— BEGIN Passage —

Shinnecock Nation Holds Blessing Ceremony On Rebuilt Bay Shoreline

Members of the Shinnecock Indian Nation and employees of the Cornell Cooperative Extensin of Suffolk plant sea grass on the reservation's shoreline. KELLY ZEGERS
Aug 30, 2016 1:14 PM

Rows and rows of beachgrass line Shinnecock Bay, stretching more than 3,000 feet along the beach, behind and between rocks placed at the water’s edge—all part of a two-year project to restore the shoreline.Now reaching its end, the initiative has restored a long-missed part of the Shinnecock Indian Reservation: a beach that had all but disappeared thanks to erosion, but which has been resurrected by the nourishment effort.

“I think the project has been this new burst of life and brought everybody back down here again,” Shavonne F. Smith, the environmental director of the Shinnecock Indian Nation, said last Thursday, August 25, at the restored beach. It was a sentiment echoed by a number of tribe members before a short shoreline blessing ceremony.

Spartina grass—clusters of which a group of people in green or bright orange shirts were sticking into the sand—is grant money put to work. The beachgrass helps to stabilize the beach, creating a more permanent shoreline.

— END Passage —
— BEGIN Given entries —

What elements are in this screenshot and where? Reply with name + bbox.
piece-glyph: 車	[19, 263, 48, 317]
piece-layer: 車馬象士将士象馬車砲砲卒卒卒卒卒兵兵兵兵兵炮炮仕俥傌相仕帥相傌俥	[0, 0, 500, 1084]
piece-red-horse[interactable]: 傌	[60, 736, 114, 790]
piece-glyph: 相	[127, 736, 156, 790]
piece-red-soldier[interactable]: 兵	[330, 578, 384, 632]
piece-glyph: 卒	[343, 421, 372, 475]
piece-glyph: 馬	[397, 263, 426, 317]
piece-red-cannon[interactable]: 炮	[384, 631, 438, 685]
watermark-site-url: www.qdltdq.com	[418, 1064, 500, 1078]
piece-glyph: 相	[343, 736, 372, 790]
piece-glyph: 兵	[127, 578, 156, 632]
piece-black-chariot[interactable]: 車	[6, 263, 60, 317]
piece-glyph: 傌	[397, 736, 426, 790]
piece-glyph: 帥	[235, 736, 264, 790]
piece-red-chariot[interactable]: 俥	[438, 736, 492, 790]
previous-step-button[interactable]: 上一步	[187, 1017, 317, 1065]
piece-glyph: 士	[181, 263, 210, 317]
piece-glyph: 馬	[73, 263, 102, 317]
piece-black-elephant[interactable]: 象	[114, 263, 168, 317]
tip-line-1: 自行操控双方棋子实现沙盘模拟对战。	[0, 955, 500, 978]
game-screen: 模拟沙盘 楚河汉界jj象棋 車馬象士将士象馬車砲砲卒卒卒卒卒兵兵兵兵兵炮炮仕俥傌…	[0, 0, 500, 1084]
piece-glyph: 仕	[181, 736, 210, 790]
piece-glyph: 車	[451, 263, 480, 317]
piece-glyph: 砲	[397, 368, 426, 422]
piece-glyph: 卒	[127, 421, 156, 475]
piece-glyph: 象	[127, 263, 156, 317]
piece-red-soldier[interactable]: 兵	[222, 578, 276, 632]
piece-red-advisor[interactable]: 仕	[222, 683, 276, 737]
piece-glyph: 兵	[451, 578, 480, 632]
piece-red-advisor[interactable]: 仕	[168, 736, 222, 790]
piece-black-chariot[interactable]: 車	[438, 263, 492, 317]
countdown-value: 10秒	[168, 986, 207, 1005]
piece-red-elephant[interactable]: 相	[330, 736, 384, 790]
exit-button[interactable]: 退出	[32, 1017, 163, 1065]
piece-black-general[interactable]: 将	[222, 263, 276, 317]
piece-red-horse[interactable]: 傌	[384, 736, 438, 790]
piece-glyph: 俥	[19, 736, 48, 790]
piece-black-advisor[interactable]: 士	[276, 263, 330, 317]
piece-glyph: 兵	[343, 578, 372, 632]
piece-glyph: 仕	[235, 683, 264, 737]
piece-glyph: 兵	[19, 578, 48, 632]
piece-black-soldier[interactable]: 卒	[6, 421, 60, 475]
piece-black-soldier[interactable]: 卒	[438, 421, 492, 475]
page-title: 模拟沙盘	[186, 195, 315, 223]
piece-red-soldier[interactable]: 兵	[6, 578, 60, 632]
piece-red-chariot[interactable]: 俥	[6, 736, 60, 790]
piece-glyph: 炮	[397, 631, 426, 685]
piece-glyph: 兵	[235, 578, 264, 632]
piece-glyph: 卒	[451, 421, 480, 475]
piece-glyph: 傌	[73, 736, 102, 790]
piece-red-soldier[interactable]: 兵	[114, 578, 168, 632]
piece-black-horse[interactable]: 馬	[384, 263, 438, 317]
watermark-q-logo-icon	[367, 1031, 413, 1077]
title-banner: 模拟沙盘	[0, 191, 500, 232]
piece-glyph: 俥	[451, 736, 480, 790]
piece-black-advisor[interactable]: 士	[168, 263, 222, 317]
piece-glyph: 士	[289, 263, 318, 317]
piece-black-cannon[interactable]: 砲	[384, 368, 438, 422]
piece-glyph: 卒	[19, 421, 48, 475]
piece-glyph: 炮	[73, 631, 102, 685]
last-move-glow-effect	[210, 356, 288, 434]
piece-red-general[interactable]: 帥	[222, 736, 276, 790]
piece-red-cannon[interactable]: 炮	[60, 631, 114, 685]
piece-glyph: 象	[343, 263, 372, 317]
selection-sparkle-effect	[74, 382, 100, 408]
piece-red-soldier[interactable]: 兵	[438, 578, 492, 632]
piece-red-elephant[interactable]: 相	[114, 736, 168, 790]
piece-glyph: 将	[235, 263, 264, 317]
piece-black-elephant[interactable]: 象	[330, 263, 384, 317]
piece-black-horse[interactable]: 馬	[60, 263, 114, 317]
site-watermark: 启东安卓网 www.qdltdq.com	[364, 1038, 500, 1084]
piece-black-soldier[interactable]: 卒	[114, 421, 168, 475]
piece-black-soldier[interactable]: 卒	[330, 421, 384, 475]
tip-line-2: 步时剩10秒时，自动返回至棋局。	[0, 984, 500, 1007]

— END Given entries —

# Written task A
Decide whether each statement agrees with the Shinnecock shoreline article. For each one, answer yes or no and quote the words from the article that settle it: (i) The beachgrass stretches more than 3,000 feet along the beach. (ii) The shoreline restoration was a five-year project. (iii) Shavonne F. Smith is the environmental director of the Shinnecock Indian Nation.
# Written task B
Retype the part of the Shinnecock shoreline article starting at "Rows and rows" and ending at "the nourishment effort.".

# Written response A
(i) Yes: "stretching more than 3,000 feet along the beach"
(ii) No: "a two-year project to restore the shoreline"
(iii) Yes: "Shavonne F. Smith, the environmental director of the Shinnecock Indian Nation"

# Written response B
Rows and rows of beachgrass line Shinnecock Bay, stretching more than 3,000 feet along the beach, behind and between rocks placed at the water’s edge—all part of a two-year project to restore the shoreline.Now reaching its end, the initiative has restored a long-missed part of the Shinnecock Indian Reservation: a beach that had all but disappeared thanks to erosion, but which has been resurrected by the nourishment effort.